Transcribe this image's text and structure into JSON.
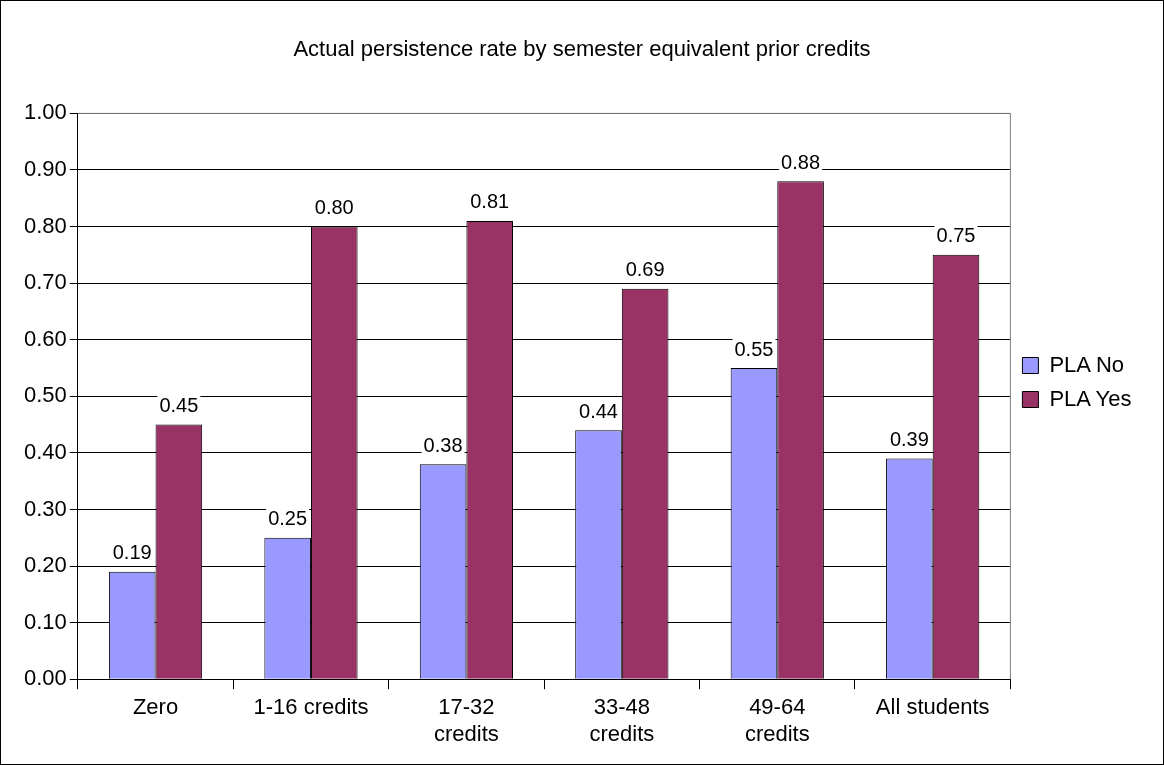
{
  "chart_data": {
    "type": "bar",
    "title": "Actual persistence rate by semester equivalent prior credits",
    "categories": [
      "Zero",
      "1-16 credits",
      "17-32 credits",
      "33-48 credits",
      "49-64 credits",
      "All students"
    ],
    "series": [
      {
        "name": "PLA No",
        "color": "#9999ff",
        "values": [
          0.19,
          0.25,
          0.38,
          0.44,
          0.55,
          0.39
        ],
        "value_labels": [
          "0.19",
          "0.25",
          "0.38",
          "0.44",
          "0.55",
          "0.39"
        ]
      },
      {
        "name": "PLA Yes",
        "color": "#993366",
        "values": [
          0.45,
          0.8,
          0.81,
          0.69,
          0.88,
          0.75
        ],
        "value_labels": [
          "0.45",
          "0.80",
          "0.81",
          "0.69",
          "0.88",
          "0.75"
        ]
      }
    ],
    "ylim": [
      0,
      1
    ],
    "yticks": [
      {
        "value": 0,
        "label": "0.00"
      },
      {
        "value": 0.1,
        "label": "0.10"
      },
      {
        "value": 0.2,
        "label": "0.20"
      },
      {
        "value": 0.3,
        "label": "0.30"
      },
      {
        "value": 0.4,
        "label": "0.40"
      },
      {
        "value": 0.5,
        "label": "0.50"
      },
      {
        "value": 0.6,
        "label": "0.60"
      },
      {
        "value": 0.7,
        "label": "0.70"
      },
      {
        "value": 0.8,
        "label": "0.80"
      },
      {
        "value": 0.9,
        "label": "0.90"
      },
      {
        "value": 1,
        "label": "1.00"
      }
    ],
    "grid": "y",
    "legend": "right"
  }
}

☆ ☆ ☆ ☆

Your goal: With the pictures omitted, reproduce the records in full and exactly.

Complete response:
Transcribe this image's text and structure into JSON.
{
  "chart_data": {
    "type": "bar",
    "title": "Actual persistence rate by semester equivalent prior credits",
    "categories": [
      "Zero",
      "1-16 credits",
      "17-32 credits",
      "33-48 credits",
      "49-64 credits",
      "All students"
    ],
    "series": [
      {
        "name": "PLA No",
        "color": "#9999ff",
        "values": [
          0.19,
          0.25,
          0.38,
          0.44,
          0.55,
          0.39
        ],
        "value_labels": [
          "0.19",
          "0.25",
          "0.38",
          "0.44",
          "0.55",
          "0.39"
        ]
      },
      {
        "name": "PLA Yes",
        "color": "#993366",
        "values": [
          0.45,
          0.8,
          0.81,
          0.69,
          0.88,
          0.75
        ],
        "value_labels": [
          "0.45",
          "0.80",
          "0.81",
          "0.69",
          "0.88",
          "0.75"
        ]
      }
    ],
    "ylim": [
      0,
      1
    ],
    "yticks": [
      {
        "value": 0,
        "label": "0.00"
      },
      {
        "value": 0.1,
        "label": "0.10"
      },
      {
        "value": 0.2,
        "label": "0.20"
      },
      {
        "value": 0.3,
        "label": "0.30"
      },
      {
        "value": 0.4,
        "label": "0.40"
      },
      {
        "value": 0.5,
        "label": "0.50"
      },
      {
        "value": 0.6,
        "label": "0.60"
      },
      {
        "value": 0.7,
        "label": "0.70"
      },
      {
        "value": 0.8,
        "label": "0.80"
      },
      {
        "value": 0.9,
        "label": "0.90"
      },
      {
        "value": 1,
        "label": "1.00"
      }
    ],
    "grid": "y",
    "legend": "right"
  }
}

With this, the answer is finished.